▸ Work instructions: Look through the data and write out every line with the word "this" in it.

** Start Material to process **

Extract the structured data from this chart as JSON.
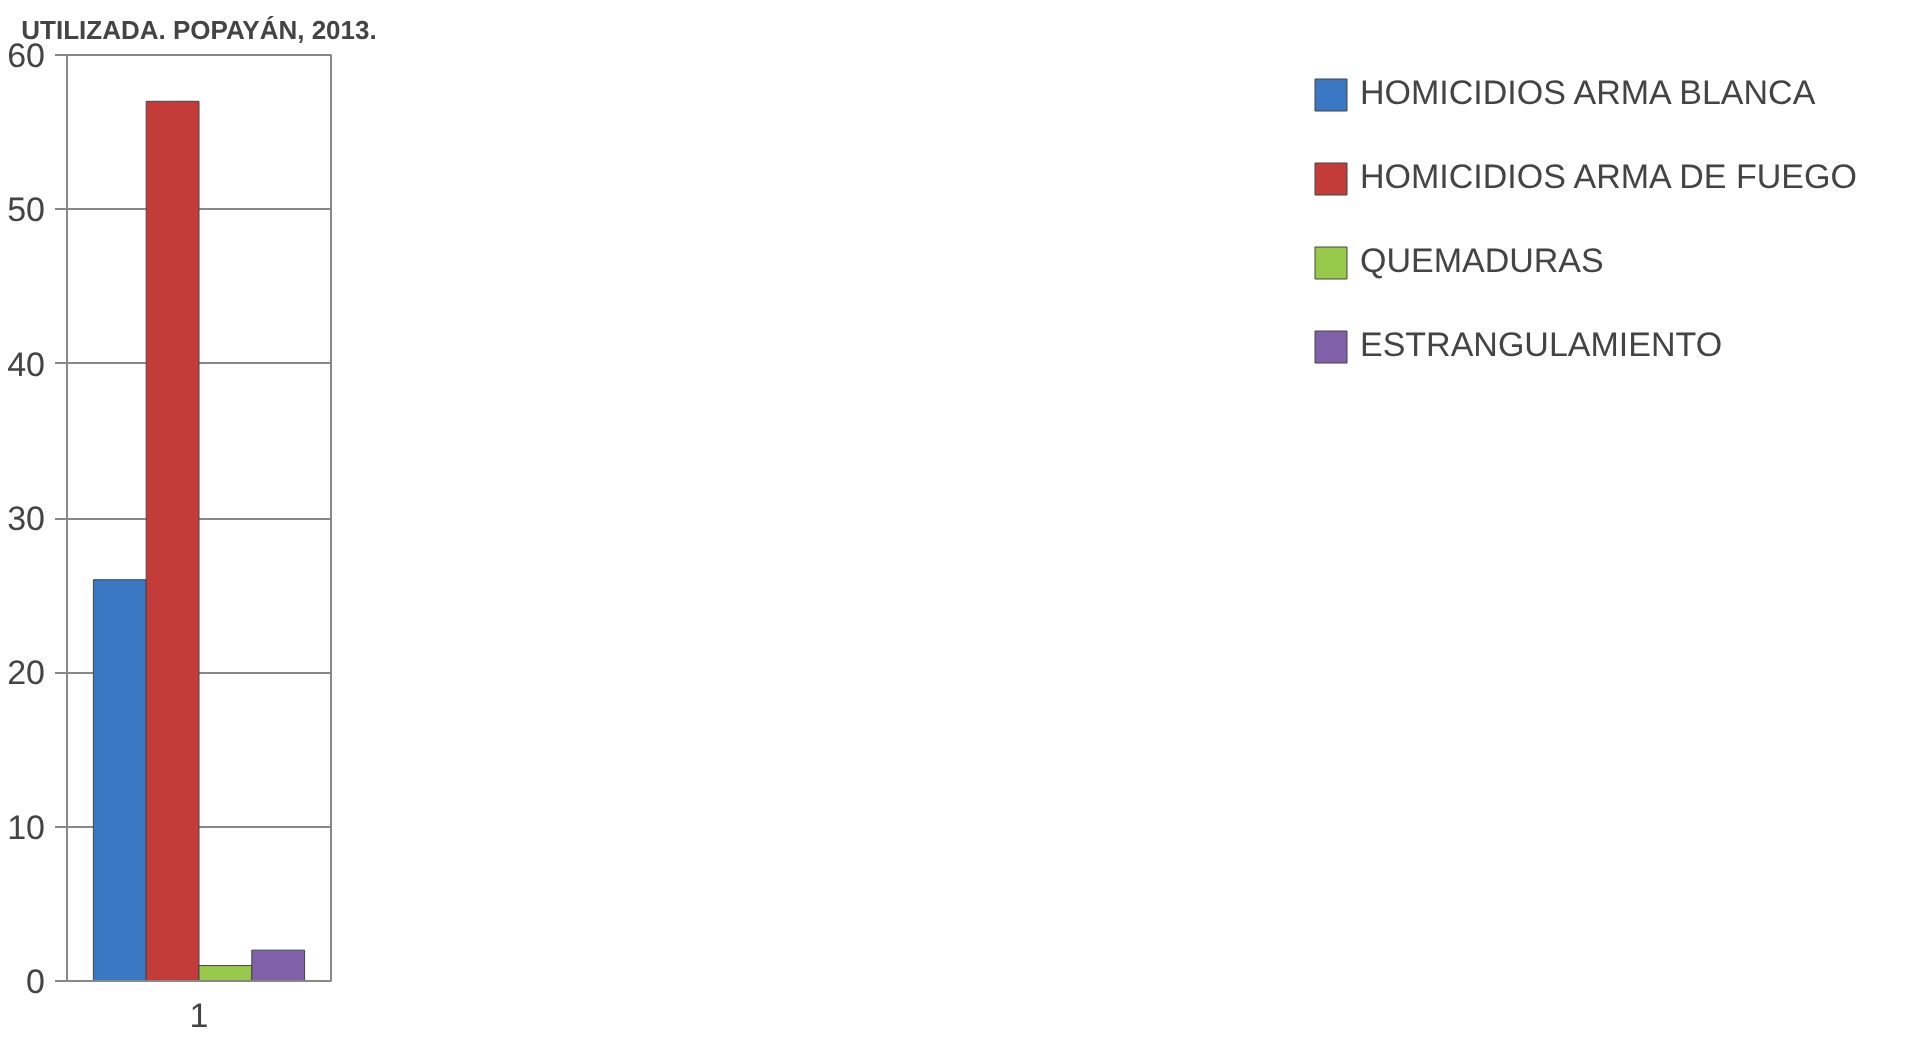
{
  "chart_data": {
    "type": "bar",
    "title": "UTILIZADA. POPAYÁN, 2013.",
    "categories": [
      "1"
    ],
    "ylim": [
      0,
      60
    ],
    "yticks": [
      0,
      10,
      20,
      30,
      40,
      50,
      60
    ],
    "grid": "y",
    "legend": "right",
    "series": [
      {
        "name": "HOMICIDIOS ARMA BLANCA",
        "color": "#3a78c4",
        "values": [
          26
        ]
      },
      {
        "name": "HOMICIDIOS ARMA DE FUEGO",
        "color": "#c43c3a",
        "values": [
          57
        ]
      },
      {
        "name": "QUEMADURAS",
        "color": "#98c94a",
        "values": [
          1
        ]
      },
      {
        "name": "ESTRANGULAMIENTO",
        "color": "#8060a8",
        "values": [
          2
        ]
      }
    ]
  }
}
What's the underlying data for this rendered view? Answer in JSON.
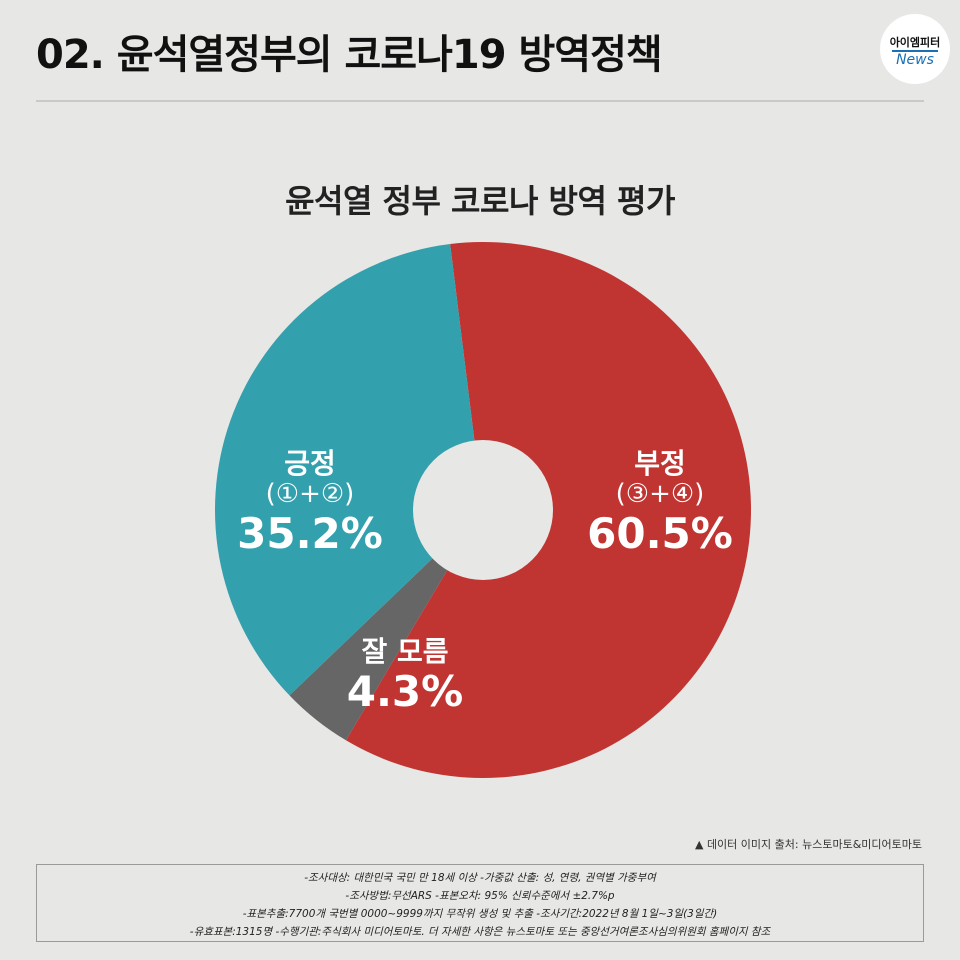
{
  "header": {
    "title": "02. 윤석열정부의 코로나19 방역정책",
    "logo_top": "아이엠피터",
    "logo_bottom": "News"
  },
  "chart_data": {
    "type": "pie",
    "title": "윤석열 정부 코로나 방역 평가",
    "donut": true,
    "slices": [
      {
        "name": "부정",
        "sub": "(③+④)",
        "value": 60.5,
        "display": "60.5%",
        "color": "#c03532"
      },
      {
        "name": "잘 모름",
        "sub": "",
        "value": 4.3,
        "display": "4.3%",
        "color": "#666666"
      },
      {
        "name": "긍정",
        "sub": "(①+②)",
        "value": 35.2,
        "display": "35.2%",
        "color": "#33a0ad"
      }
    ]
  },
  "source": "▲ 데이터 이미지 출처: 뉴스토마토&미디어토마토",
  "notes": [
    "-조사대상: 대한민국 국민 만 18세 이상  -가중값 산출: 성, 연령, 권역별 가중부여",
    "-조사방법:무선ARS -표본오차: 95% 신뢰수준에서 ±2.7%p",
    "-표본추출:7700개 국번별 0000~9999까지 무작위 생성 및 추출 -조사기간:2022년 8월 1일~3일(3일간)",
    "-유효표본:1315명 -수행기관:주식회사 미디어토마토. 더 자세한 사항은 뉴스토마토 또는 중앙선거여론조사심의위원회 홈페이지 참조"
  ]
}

** End Material to process **

▸ Expected output:
Extract the structured data from this chart as JSON.
What's the underlying data for this rendered view? Answer in JSON.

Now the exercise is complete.